Stored data entries:
▬▬▬▬▬▬
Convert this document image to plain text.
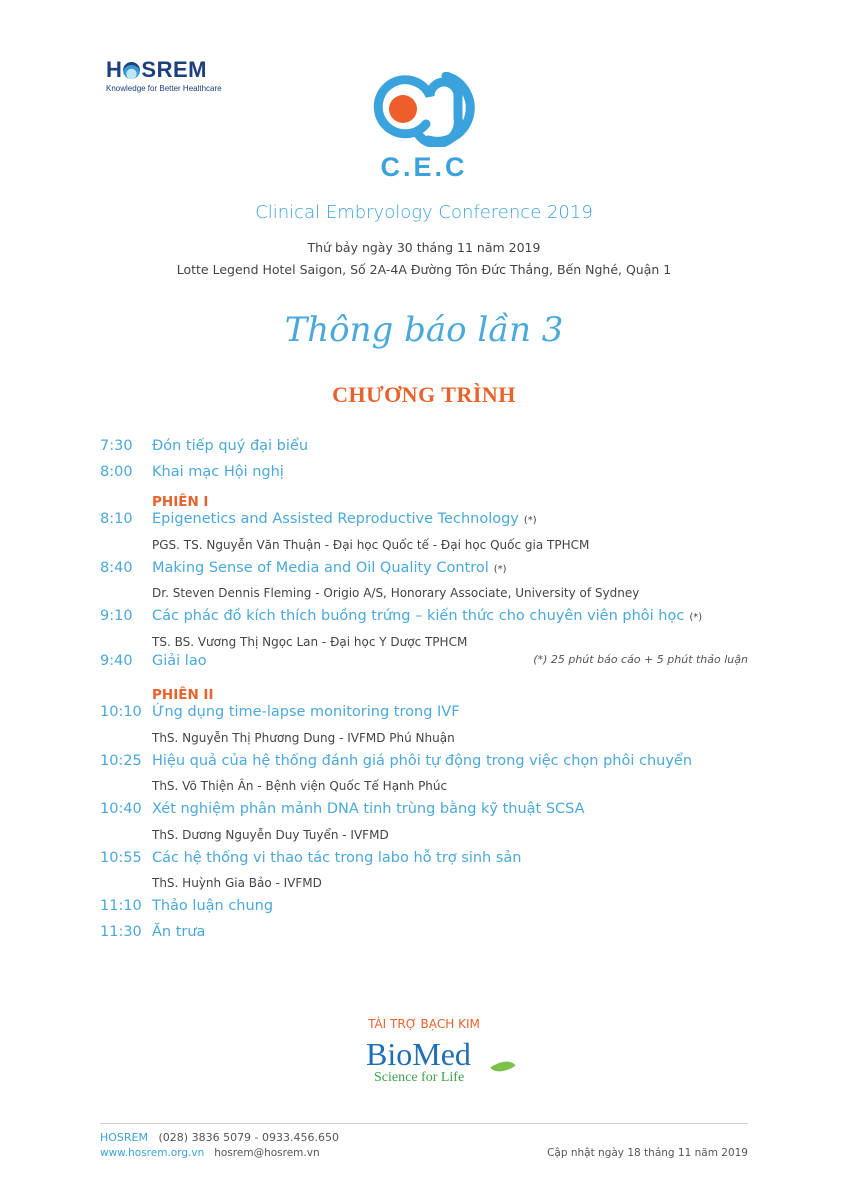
H SREM
Knowledge for Better Healthcare
C.E.C
Clinical Embryology Conference 2019
Thứ bảy ngày 30 tháng 11 năm 2019
Lotte Legend Hotel Saigon, Số 2A-4A Đường Tôn Đức Thắng, Bến Nghé, Quận 1
Thông báo lần 3
CHƯƠNG TRÌNH
7:30	Đón tiếp quý đại biểu
8:00	Khai mạc Hội nghị
PHIÊN I
8:10	Epigenetics and Assisted Reproductive Technology (*)
PGS. TS. Nguyễn Văn Thuận - Đại học Quốc tế - Đại học Quốc gia TPHCM
8:40	Making Sense of Media and Oil Quality Control (*)
Dr. Steven Dennis Fleming - Origio A/S, Honorary Associate, University of Sydney
9:10	Các phác đồ kích thích buồng trứng – kiến thức cho chuyên viên phôi học (*)
TS. BS. Vương Thị Ngọc Lan - Đại học Y Dược TPHCM
9:40	Giải lao	(*) 25 phút báo cáo + 5 phút thảo luận
PHIÊN II
10:10 Ứng dụng time-lapse monitoring trong IVF
ThS. Nguyễn Thị Phương Dung - IVFMD Phú Nhuận
10:25 Hiệu quả của hệ thống đánh giá phôi tự động trong việc chọn phôi chuyển
ThS. Võ Thiện Ân - Bệnh viện Quốc Tế Hạnh Phúc
10:40 Xét nghiệm phân mảnh DNA tinh trùng bằng kỹ thuật SCSA
ThS. Dương Nguyễn Duy Tuyển - IVFMD
10:55 Các hệ thống vi thao tác trong labo hỗ trợ sinh sản
ThS. Huỳnh Gia Bảo - IVFMD
11:10 Thảo luận chung
11:30 Ăn trưa
TÀI TRỢ BẠCH KIM
BioMed
Science for Life
HOSREM (028) 3836 5079 - 0933.456.650
www.hosrem.org.vn hosrem@hosrem.vn	Cập nhật ngày 18 tháng 11 năm 2019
▬▬▬▬▬▬
TASK GOAL:
Search the listing for the word "luận". Copy every line in which it occurs.

OUTPUT FOR THIS TASK:
9:40	Giải lao	(*) 25 phút báo cáo + 5 phút thảo luận
11:10 Thảo luận chung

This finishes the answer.